STATED GOAL
All of the data needs to be repeated exactly.

DATA IN THIS EXERCISE
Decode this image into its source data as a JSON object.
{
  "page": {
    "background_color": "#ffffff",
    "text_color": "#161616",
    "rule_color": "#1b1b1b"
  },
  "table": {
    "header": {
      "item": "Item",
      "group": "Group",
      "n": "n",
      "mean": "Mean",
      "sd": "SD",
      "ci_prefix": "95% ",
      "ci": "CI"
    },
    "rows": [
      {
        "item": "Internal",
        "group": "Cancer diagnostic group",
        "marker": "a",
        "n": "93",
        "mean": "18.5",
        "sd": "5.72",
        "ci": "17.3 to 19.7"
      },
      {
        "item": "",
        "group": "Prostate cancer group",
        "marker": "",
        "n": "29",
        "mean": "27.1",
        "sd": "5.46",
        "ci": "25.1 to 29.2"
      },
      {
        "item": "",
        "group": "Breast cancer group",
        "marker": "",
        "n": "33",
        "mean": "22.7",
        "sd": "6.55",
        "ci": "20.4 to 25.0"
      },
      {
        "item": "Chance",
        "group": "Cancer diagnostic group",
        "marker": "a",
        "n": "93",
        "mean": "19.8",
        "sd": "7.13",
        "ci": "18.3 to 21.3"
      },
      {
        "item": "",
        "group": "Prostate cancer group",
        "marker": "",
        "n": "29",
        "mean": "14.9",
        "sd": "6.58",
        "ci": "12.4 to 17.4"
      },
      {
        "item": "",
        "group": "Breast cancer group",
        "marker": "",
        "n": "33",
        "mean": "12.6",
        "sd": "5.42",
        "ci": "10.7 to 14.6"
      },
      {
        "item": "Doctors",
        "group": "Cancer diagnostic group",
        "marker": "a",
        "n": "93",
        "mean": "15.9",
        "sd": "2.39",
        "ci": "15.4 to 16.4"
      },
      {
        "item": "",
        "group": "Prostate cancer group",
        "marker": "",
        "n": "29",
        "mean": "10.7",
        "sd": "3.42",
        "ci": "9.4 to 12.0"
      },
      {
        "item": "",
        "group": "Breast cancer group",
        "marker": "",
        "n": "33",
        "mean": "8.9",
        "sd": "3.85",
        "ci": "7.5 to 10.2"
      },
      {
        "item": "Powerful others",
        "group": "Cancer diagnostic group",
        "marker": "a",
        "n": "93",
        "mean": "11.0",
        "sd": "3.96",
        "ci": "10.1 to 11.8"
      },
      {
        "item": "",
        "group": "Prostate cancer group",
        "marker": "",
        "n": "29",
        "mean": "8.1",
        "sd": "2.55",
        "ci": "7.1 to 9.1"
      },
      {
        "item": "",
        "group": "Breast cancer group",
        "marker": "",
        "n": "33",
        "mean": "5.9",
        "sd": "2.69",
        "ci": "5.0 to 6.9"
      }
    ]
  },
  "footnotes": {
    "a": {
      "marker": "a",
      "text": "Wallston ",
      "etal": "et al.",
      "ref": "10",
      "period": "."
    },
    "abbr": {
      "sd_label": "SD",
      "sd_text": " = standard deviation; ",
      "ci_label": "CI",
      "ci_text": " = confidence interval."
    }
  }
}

FINAL RESULT
Decode this image into its source data as a JSON object.
{
  "page": {
    "background_color": "#ffffff",
    "text_color": "#161616",
    "rule_color": "#1b1b1b"
  },
  "table": {
    "header": {
      "item": "Item",
      "group": "Group",
      "n": "n",
      "mean": "Mean",
      "sd": "SD",
      "ci_prefix": "95% ",
      "ci": "CI"
    },
    "rows": [
      {
        "item": "Internal",
        "group": "Cancer diagnostic group",
        "marker": "a",
        "n": "93",
        "mean": "18.5",
        "sd": "5.72",
        "ci": "17.3 to 19.7"
      },
      {
        "item": "",
        "group": "Prostate cancer group",
        "marker": "",
        "n": "29",
        "mean": "27.1",
        "sd": "5.46",
        "ci": "25.1 to 29.2"
      },
      {
        "item": "",
        "group": "Breast cancer group",
        "marker": "",
        "n": "33",
        "mean": "22.7",
        "sd": "6.55",
        "ci": "20.4 to 25.0"
      },
      {
        "item": "Chance",
        "group": "Cancer diagnostic group",
        "marker": "a",
        "n": "93",
        "mean": "19.8",
        "sd": "7.13",
        "ci": "18.3 to 21.3"
      },
      {
        "item": "",
        "group": "Prostate cancer group",
        "marker": "",
        "n": "29",
        "mean": "14.9",
        "sd": "6.58",
        "ci": "12.4 to 17.4"
      },
      {
        "item": "",
        "group": "Breast cancer group",
        "marker": "",
        "n": "33",
        "mean": "12.6",
        "sd": "5.42",
        "ci": "10.7 to 14.6"
      },
      {
        "item": "Doctors",
        "group": "Cancer diagnostic group",
        "marker": "a",
        "n": "93",
        "mean": "15.9",
        "sd": "2.39",
        "ci": "15.4 to 16.4"
      },
      {
        "item": "",
        "group": "Prostate cancer group",
        "marker": "",
        "n": "29",
        "mean": "10.7",
        "sd": "3.42",
        "ci": "9.4 to 12.0"
      },
      {
        "item": "",
        "group": "Breast cancer group",
        "marker": "",
        "n": "33",
        "mean": "8.9",
        "sd": "3.85",
        "ci": "7.5 to 10.2"
      },
      {
        "item": "Powerful others",
        "group": "Cancer diagnostic group",
        "marker": "a",
        "n": "93",
        "mean": "11.0",
        "sd": "3.96",
        "ci": "10.1 to 11.8"
      },
      {
        "item": "",
        "group": "Prostate cancer group",
        "marker": "",
        "n": "29",
        "mean": "8.1",
        "sd": "2.55",
        "ci": "7.1 to 9.1"
      },
      {
        "item": "",
        "group": "Breast cancer group",
        "marker": "",
        "n": "33",
        "mean": "5.9",
        "sd": "2.69",
        "ci": "5.0 to 6.9"
      }
    ]
  },
  "footnotes": {
    "a": {
      "marker": "a",
      "text": "Wallston ",
      "etal": "et al.",
      "ref": "10",
      "period": "."
    },
    "abbr": {
      "sd_label": "SD",
      "sd_text": " = standard deviation; ",
      "ci_label": "CI",
      "ci_text": " = confidence interval."
    }
  }
}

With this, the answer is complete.